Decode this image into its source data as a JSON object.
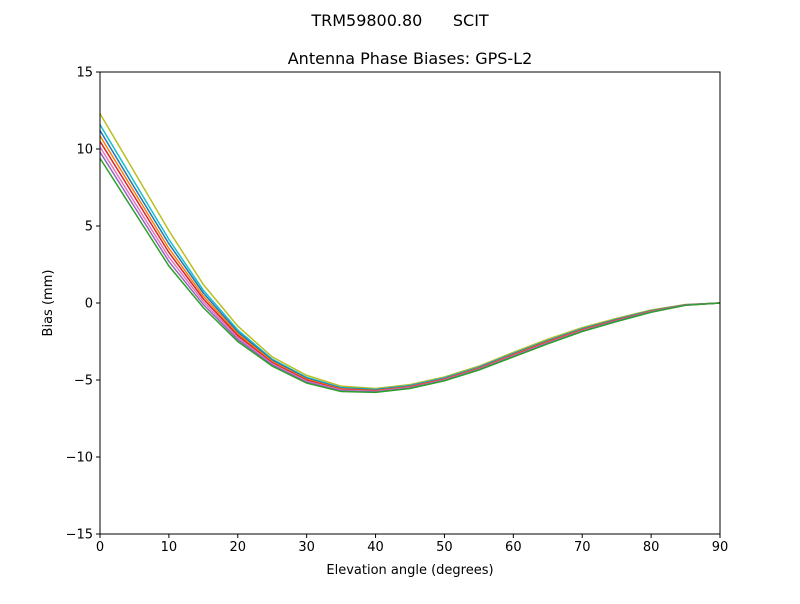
{
  "chart_data": {
    "type": "line",
    "suptitle": "TRM59800.80      SCIT",
    "title": "Antenna Phase Biases: GPS-L2",
    "xlabel": "Elevation angle (degrees)",
    "ylabel": "Bias (mm)",
    "xlim": [
      0,
      90
    ],
    "ylim": [
      -15,
      15
    ],
    "xticks": [
      0,
      10,
      20,
      30,
      40,
      50,
      60,
      70,
      80,
      90
    ],
    "yticks": [
      -15,
      -10,
      -5,
      0,
      5,
      10,
      15
    ],
    "ytick_labels": [
      "−15",
      "−10",
      "−5",
      "0",
      "5",
      "10",
      "15"
    ],
    "grid": false,
    "x": [
      0,
      5,
      10,
      15,
      20,
      25,
      30,
      35,
      40,
      45,
      50,
      55,
      60,
      65,
      70,
      75,
      80,
      85,
      90
    ],
    "series": [
      {
        "color": "#bcbd22",
        "values": [
          12.3,
          8.5,
          4.7,
          1.2,
          -1.5,
          -3.5,
          -4.7,
          -5.4,
          -5.55,
          -5.3,
          -4.8,
          -4.1,
          -3.2,
          -2.35,
          -1.6,
          -1.0,
          -0.45,
          -0.1,
          0
        ]
      },
      {
        "color": "#17becf",
        "values": [
          11.58,
          7.85,
          4.13,
          0.83,
          -1.75,
          -3.65,
          -4.83,
          -5.49,
          -5.61,
          -5.36,
          -4.86,
          -4.16,
          -3.28,
          -2.43,
          -1.66,
          -1.05,
          -0.49,
          -0.11,
          0
        ]
      },
      {
        "color": "#1f77b4",
        "values": [
          11.2,
          7.5,
          3.85,
          0.65,
          -1.88,
          -3.72,
          -4.89,
          -5.53,
          -5.64,
          -5.4,
          -4.9,
          -4.2,
          -3.31,
          -2.46,
          -1.69,
          -1.07,
          -0.51,
          -0.12,
          0
        ]
      },
      {
        "color": "#ff7f0e",
        "values": [
          10.85,
          7.2,
          3.55,
          0.45,
          -2.0,
          -3.8,
          -4.95,
          -5.58,
          -5.68,
          -5.43,
          -4.93,
          -4.23,
          -3.35,
          -2.5,
          -1.73,
          -1.1,
          -0.53,
          -0.13,
          0
        ]
      },
      {
        "color": "#d62728",
        "values": [
          10.5,
          6.9,
          3.28,
          0.27,
          -2.12,
          -3.88,
          -5.01,
          -5.62,
          -5.71,
          -5.46,
          -4.96,
          -4.26,
          -3.39,
          -2.54,
          -1.76,
          -1.12,
          -0.54,
          -0.13,
          0
        ]
      },
      {
        "color": "#e377c2",
        "values": [
          10.13,
          6.55,
          2.98,
          0.08,
          -2.25,
          -3.95,
          -5.08,
          -5.66,
          -5.74,
          -5.49,
          -4.99,
          -4.29,
          -3.43,
          -2.58,
          -1.79,
          -1.15,
          -0.56,
          -0.14,
          0
        ]
      },
      {
        "color": "#9467bd",
        "values": [
          9.8,
          6.25,
          2.7,
          -0.1,
          -2.37,
          -4.02,
          -5.14,
          -5.7,
          -5.77,
          -5.52,
          -5.02,
          -4.32,
          -3.46,
          -2.61,
          -1.82,
          -1.17,
          -0.58,
          -0.14,
          0
        ]
      },
      {
        "color": "#2ca02c",
        "values": [
          9.4,
          5.9,
          2.4,
          -0.3,
          -2.5,
          -4.1,
          -5.2,
          -5.75,
          -5.8,
          -5.55,
          -5.05,
          -4.35,
          -3.5,
          -2.65,
          -1.85,
          -1.2,
          -0.6,
          -0.15,
          0
        ]
      }
    ]
  }
}
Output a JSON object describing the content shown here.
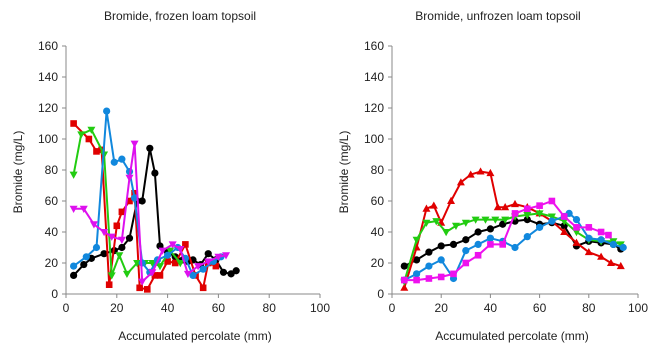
{
  "chart_data": [
    {
      "type": "line",
      "title": "Bromide, frozen loam topsoil",
      "xlabel": "Accumulated percolate (mm)",
      "ylabel": "Bromide (mg/L)",
      "xlim": [
        0,
        100
      ],
      "ylim": [
        0,
        160
      ],
      "xticks": [
        0,
        20,
        40,
        60,
        80,
        100
      ],
      "yticks": [
        0,
        20,
        40,
        60,
        80,
        100,
        120,
        140,
        160
      ],
      "grid": false,
      "legend": "none",
      "series": [
        {
          "color": "#000000",
          "marker": "circle",
          "points": [
            [
              3,
              12
            ],
            [
              7,
              19
            ],
            [
              10,
              23
            ],
            [
              15,
              26
            ],
            [
              19,
              28
            ],
            [
              22,
              30
            ],
            [
              25,
              36
            ],
            [
              28,
              60
            ],
            [
              30,
              60
            ],
            [
              33,
              94
            ],
            [
              35,
              78
            ],
            [
              37,
              31
            ],
            [
              40,
              27
            ],
            [
              43,
              24
            ],
            [
              46,
              22
            ],
            [
              48,
              21
            ],
            [
              50,
              22
            ],
            [
              53,
              19
            ],
            [
              56,
              26
            ],
            [
              59,
              22
            ],
            [
              62,
              14
            ],
            [
              65,
              13
            ],
            [
              67,
              15
            ]
          ]
        },
        {
          "color": "#E00000",
          "marker": "square",
          "points": [
            [
              3,
              110
            ],
            [
              9,
              100
            ],
            [
              12,
              92
            ],
            [
              14,
              93
            ],
            [
              17,
              6
            ],
            [
              20,
              44
            ],
            [
              22,
              53
            ],
            [
              25,
              60
            ],
            [
              27,
              65
            ],
            [
              29,
              4
            ],
            [
              32,
              3
            ],
            [
              35,
              12
            ],
            [
              37,
              12
            ],
            [
              40,
              21
            ],
            [
              43,
              20
            ],
            [
              47,
              32
            ],
            [
              51,
              12
            ],
            [
              54,
              4
            ],
            [
              56,
              20
            ],
            [
              59,
              18
            ]
          ]
        },
        {
          "color": "#22CC11",
          "marker": "triangle-down",
          "points": [
            [
              3,
              77
            ],
            [
              6,
              103
            ],
            [
              10,
              106
            ],
            [
              15,
              90
            ],
            [
              18,
              12
            ],
            [
              21,
              25
            ],
            [
              24,
              13
            ],
            [
              28,
              20
            ],
            [
              31,
              20
            ],
            [
              34,
              20
            ],
            [
              37,
              18
            ],
            [
              41,
              28
            ],
            [
              45,
              20
            ]
          ]
        },
        {
          "color": "#1188DD",
          "marker": "circle",
          "points": [
            [
              3,
              18
            ],
            [
              8,
              24
            ],
            [
              12,
              30
            ],
            [
              16,
              118
            ],
            [
              19,
              85
            ],
            [
              22,
              87
            ],
            [
              25,
              79
            ],
            [
              27,
              62
            ],
            [
              30,
              20
            ],
            [
              33,
              14
            ],
            [
              36,
              22
            ],
            [
              40,
              25
            ],
            [
              44,
              30
            ],
            [
              47,
              23
            ],
            [
              50,
              12
            ],
            [
              54,
              16
            ],
            [
              58,
              21
            ],
            [
              61,
              24
            ]
          ]
        },
        {
          "color": "#DD11EE",
          "marker": "triangle-down",
          "points": [
            [
              3,
              55
            ],
            [
              7,
              55
            ],
            [
              11,
              45
            ],
            [
              15,
              40
            ],
            [
              18,
              37
            ],
            [
              22,
              35
            ],
            [
              25,
              75
            ],
            [
              27,
              97
            ],
            [
              30,
              8
            ],
            [
              34,
              14
            ],
            [
              38,
              28
            ],
            [
              42,
              32
            ],
            [
              45,
              29
            ],
            [
              48,
              13
            ],
            [
              52,
              18
            ],
            [
              56,
              21
            ],
            [
              60,
              24
            ],
            [
              63,
              25
            ]
          ]
        }
      ]
    },
    {
      "type": "line",
      "title": "Bromide, unfrozen loam topsoil",
      "xlabel": "Accumulated percolate (mm)",
      "ylabel": "Bromide (mg/L)",
      "xlim": [
        0,
        100
      ],
      "ylim": [
        0,
        160
      ],
      "xticks": [
        0,
        20,
        40,
        60,
        80,
        100
      ],
      "yticks": [
        0,
        20,
        40,
        60,
        80,
        100,
        120,
        140,
        160
      ],
      "grid": false,
      "legend": "none",
      "series": [
        {
          "color": "#000000",
          "marker": "circle",
          "points": [
            [
              5,
              18
            ],
            [
              10,
              22
            ],
            [
              15,
              27
            ],
            [
              20,
              31
            ],
            [
              25,
              32
            ],
            [
              30,
              35
            ],
            [
              35,
              40
            ],
            [
              40,
              42
            ],
            [
              45,
              45
            ],
            [
              50,
              47
            ],
            [
              55,
              48
            ],
            [
              60,
              45
            ],
            [
              65,
              46
            ],
            [
              70,
              44
            ],
            [
              75,
              31
            ],
            [
              80,
              34
            ],
            [
              85,
              33
            ],
            [
              90,
              32
            ],
            [
              93,
              29
            ]
          ]
        },
        {
          "color": "#E00000",
          "marker": "triangle",
          "points": [
            [
              5,
              4
            ],
            [
              10,
              30
            ],
            [
              14,
              55
            ],
            [
              17,
              57
            ],
            [
              20,
              46
            ],
            [
              24,
              60
            ],
            [
              28,
              72
            ],
            [
              32,
              77
            ],
            [
              36,
              79
            ],
            [
              40,
              78
            ],
            [
              43,
              56
            ],
            [
              46,
              56
            ],
            [
              50,
              58
            ],
            [
              55,
              56
            ],
            [
              60,
              52
            ],
            [
              65,
              47
            ],
            [
              70,
              40
            ],
            [
              75,
              33
            ],
            [
              80,
              27
            ],
            [
              85,
              24
            ],
            [
              89,
              20
            ],
            [
              93,
              18
            ]
          ]
        },
        {
          "color": "#22CC11",
          "marker": "triangle-down",
          "points": [
            [
              5,
              8
            ],
            [
              10,
              35
            ],
            [
              14,
              46
            ],
            [
              18,
              47
            ],
            [
              22,
              40
            ],
            [
              26,
              44
            ],
            [
              30,
              46
            ],
            [
              34,
              48
            ],
            [
              38,
              48
            ],
            [
              42,
              48
            ],
            [
              46,
              48
            ],
            [
              50,
              50
            ],
            [
              55,
              51
            ],
            [
              60,
              52
            ],
            [
              65,
              50
            ],
            [
              70,
              47
            ],
            [
              75,
              40
            ],
            [
              80,
              35
            ],
            [
              85,
              34
            ],
            [
              90,
              34
            ],
            [
              93,
              32
            ]
          ]
        },
        {
          "color": "#1188DD",
          "marker": "circle",
          "points": [
            [
              5,
              9
            ],
            [
              10,
              13
            ],
            [
              15,
              18
            ],
            [
              20,
              22
            ],
            [
              25,
              10
            ],
            [
              30,
              28
            ],
            [
              35,
              32
            ],
            [
              40,
              36
            ],
            [
              45,
              34
            ],
            [
              50,
              30
            ],
            [
              55,
              37
            ],
            [
              60,
              43
            ],
            [
              65,
              47
            ],
            [
              70,
              50
            ],
            [
              72,
              52
            ],
            [
              75,
              48
            ],
            [
              80,
              36
            ],
            [
              85,
              35
            ],
            [
              90,
              32
            ],
            [
              94,
              30
            ]
          ]
        },
        {
          "color": "#EE11EE",
          "marker": "square",
          "points": [
            [
              5,
              9
            ],
            [
              10,
              9
            ],
            [
              15,
              10
            ],
            [
              20,
              11
            ],
            [
              25,
              13
            ],
            [
              30,
              20
            ],
            [
              35,
              25
            ],
            [
              40,
              32
            ],
            [
              45,
              32
            ],
            [
              50,
              52
            ],
            [
              55,
              55
            ],
            [
              60,
              57
            ],
            [
              65,
              60
            ],
            [
              70,
              50
            ],
            [
              75,
              43
            ],
            [
              80,
              43
            ],
            [
              85,
              40
            ],
            [
              88,
              38
            ]
          ]
        }
      ]
    }
  ]
}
################
- [THE EXERCISE] Lines that hold "Bromide" are the ones to copy; find all of them.

- [REPLY]
      "title": "Bromide, frozen loam topsoil",
      "ylabel": "Bromide (mg/L)",
      "title": "Bromide, unfrozen loam topsoil",
      "ylabel": "Bromide (mg/L)",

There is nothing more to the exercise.